Collected data entries:
• • • •
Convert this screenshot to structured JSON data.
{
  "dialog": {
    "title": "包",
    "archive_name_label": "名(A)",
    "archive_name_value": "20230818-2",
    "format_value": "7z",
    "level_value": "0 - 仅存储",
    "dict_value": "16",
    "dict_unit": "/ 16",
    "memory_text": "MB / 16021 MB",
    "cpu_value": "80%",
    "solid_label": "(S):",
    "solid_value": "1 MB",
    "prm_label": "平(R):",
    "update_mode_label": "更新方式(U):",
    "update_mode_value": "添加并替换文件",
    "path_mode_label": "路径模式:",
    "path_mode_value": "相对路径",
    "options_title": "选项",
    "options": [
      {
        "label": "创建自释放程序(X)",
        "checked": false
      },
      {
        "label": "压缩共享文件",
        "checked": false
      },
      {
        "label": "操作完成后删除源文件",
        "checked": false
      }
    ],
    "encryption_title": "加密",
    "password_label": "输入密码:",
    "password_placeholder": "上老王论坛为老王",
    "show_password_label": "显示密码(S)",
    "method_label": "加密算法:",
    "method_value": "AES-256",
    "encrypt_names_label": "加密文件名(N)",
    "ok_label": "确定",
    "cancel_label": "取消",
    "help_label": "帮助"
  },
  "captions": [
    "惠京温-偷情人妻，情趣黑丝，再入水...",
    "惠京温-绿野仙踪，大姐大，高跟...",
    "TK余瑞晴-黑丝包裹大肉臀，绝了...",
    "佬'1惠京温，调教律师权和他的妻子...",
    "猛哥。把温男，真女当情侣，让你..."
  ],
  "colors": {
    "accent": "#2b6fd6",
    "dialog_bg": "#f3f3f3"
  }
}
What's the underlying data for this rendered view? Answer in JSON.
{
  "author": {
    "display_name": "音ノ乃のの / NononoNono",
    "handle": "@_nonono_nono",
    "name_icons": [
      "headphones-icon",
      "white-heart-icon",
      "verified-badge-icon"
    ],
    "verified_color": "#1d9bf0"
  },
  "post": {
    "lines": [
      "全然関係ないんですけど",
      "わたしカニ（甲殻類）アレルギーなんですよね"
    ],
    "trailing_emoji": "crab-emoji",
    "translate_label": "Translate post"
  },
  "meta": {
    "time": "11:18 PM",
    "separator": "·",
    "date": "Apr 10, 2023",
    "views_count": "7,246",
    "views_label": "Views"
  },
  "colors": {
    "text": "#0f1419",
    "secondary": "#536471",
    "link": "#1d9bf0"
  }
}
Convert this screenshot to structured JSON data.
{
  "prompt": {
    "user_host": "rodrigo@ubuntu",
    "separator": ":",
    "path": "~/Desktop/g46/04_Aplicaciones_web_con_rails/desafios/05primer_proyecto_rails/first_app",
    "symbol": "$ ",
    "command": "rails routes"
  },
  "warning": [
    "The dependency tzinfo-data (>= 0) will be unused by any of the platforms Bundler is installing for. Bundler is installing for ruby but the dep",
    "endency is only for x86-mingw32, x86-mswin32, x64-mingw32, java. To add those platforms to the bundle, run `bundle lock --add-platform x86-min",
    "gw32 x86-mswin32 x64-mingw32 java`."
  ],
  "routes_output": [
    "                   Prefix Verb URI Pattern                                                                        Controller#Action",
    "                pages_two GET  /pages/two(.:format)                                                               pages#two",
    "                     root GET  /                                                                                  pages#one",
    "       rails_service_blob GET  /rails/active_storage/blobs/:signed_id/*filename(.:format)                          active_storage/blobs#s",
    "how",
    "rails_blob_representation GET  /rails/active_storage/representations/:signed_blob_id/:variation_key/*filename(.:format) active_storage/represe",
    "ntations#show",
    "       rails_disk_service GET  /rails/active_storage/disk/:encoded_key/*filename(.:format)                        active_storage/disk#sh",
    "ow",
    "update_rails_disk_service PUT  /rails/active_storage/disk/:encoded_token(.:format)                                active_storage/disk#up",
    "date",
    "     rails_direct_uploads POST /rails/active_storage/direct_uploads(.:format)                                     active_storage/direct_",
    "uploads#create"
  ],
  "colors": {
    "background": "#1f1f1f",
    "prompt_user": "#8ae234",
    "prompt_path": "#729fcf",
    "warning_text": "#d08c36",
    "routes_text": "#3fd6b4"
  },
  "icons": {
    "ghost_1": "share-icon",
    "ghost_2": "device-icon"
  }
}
• • • •
▸ **Request**: All of the lines above need to be given again exactly.

▸ **The reply**:
Convert this screenshot to structured JSON data.
{
  "dialog": {
    "title": "包",
    "archive_name_label": "名(A)",
    "archive_name_value": "20230818-2",
    "format_value": "7z",
    "level_value": "0 - 仅存储",
    "dict_value": "16",
    "dict_unit": "/ 16",
    "memory_text": "MB / 16021 MB",
    "cpu_value": "80%",
    "solid_label": "(S):",
    "solid_value": "1 MB",
    "prm_label": "平(R):",
    "update_mode_label": "更新方式(U):",
    "update_mode_value": "添加并替换文件",
    "path_mode_label": "路径模式:",
    "path_mode_value": "相对路径",
    "options_title": "选项",
    "options": [
      {
        "label": "创建自释放程序(X)",
        "checked": false
      },
      {
        "label": "压缩共享文件",
        "checked": false
      },
      {
        "label": "操作完成后删除源文件",
        "checked": false
      }
    ],
    "encryption_title": "加密",
    "password_label": "输入密码:",
    "password_placeholder": "上老王论坛为老王",
    "show_password_label": "显示密码(S)",
    "method_label": "加密算法:",
    "method_value": "AES-256",
    "encrypt_names_label": "加密文件名(N)",
    "ok_label": "确定",
    "cancel_label": "取消",
    "help_label": "帮助"
  },
  "captions": [
    "惠京温-偷情人妻，情趣黑丝，再入水...",
    "惠京温-绿野仙踪，大姐大，高跟...",
    "TK余瑞晴-黑丝包裹大肉臀，绝了...",
    "佬'1惠京温，调教律师权和他的妻子...",
    "猛哥。把温男，真女当情侣，让你..."
  ],
  "colors": {
    "accent": "#2b6fd6",
    "dialog_bg": "#f3f3f3"
  }
}
What's the underlying data for this rendered view? Answer in JSON.
{
  "author": {
    "display_name": "音ノ乃のの / NononoNono",
    "handle": "@_nonono_nono",
    "name_icons": [
      "headphones-icon",
      "white-heart-icon",
      "verified-badge-icon"
    ],
    "verified_color": "#1d9bf0"
  },
  "post": {
    "lines": [
      "全然関係ないんですけど",
      "わたしカニ（甲殻類）アレルギーなんですよね"
    ],
    "trailing_emoji": "crab-emoji",
    "translate_label": "Translate post"
  },
  "meta": {
    "time": "11:18 PM",
    "separator": "·",
    "date": "Apr 10, 2023",
    "views_count": "7,246",
    "views_label": "Views"
  },
  "colors": {
    "text": "#0f1419",
    "secondary": "#536471",
    "link": "#1d9bf0"
  }
}
Convert this screenshot to structured JSON data.
{
  "prompt": {
    "user_host": "rodrigo@ubuntu",
    "separator": ":",
    "path": "~/Desktop/g46/04_Aplicaciones_web_con_rails/desafios/05primer_proyecto_rails/first_app",
    "symbol": "$ ",
    "command": "rails routes"
  },
  "warning": [
    "The dependency tzinfo-data (>= 0) will be unused by any of the platforms Bundler is installing for. Bundler is installing for ruby but the dep",
    "endency is only for x86-mingw32, x86-mswin32, x64-mingw32, java. To add those platforms to the bundle, run `bundle lock --add-platform x86-min",
    "gw32 x86-mswin32 x64-mingw32 java`."
  ],
  "routes_output": [
    "                   Prefix Verb URI Pattern                                                                        Controller#Action",
    "                pages_two GET  /pages/two(.:format)                                                               pages#two",
    "                     root GET  /                                                                                  pages#one",
    "       rails_service_blob GET  /rails/active_storage/blobs/:signed_id/*filename(.:format)                          active_storage/blobs#s",
    "how",
    "rails_blob_representation GET  /rails/active_storage/representations/:signed_blob_id/:variation_key/*filename(.:format) active_storage/represe",
    "ntations#show",
    "       rails_disk_service GET  /rails/active_storage/disk/:encoded_key/*filename(.:format)                        active_storage/disk#sh",
    "ow",
    "update_rails_disk_service PUT  /rails/active_storage/disk/:encoded_token(.:format)                                active_storage/disk#up",
    "date",
    "     rails_direct_uploads POST /rails/active_storage/direct_uploads(.:format)                                     active_storage/direct_",
    "uploads#create"
  ],
  "colors": {
    "background": "#1f1f1f",
    "prompt_user": "#8ae234",
    "prompt_path": "#729fcf",
    "warning_text": "#d08c36",
    "routes_text": "#3fd6b4"
  },
  "icons": {
    "ghost_1": "share-icon",
    "ghost_2": "device-icon"
  }
}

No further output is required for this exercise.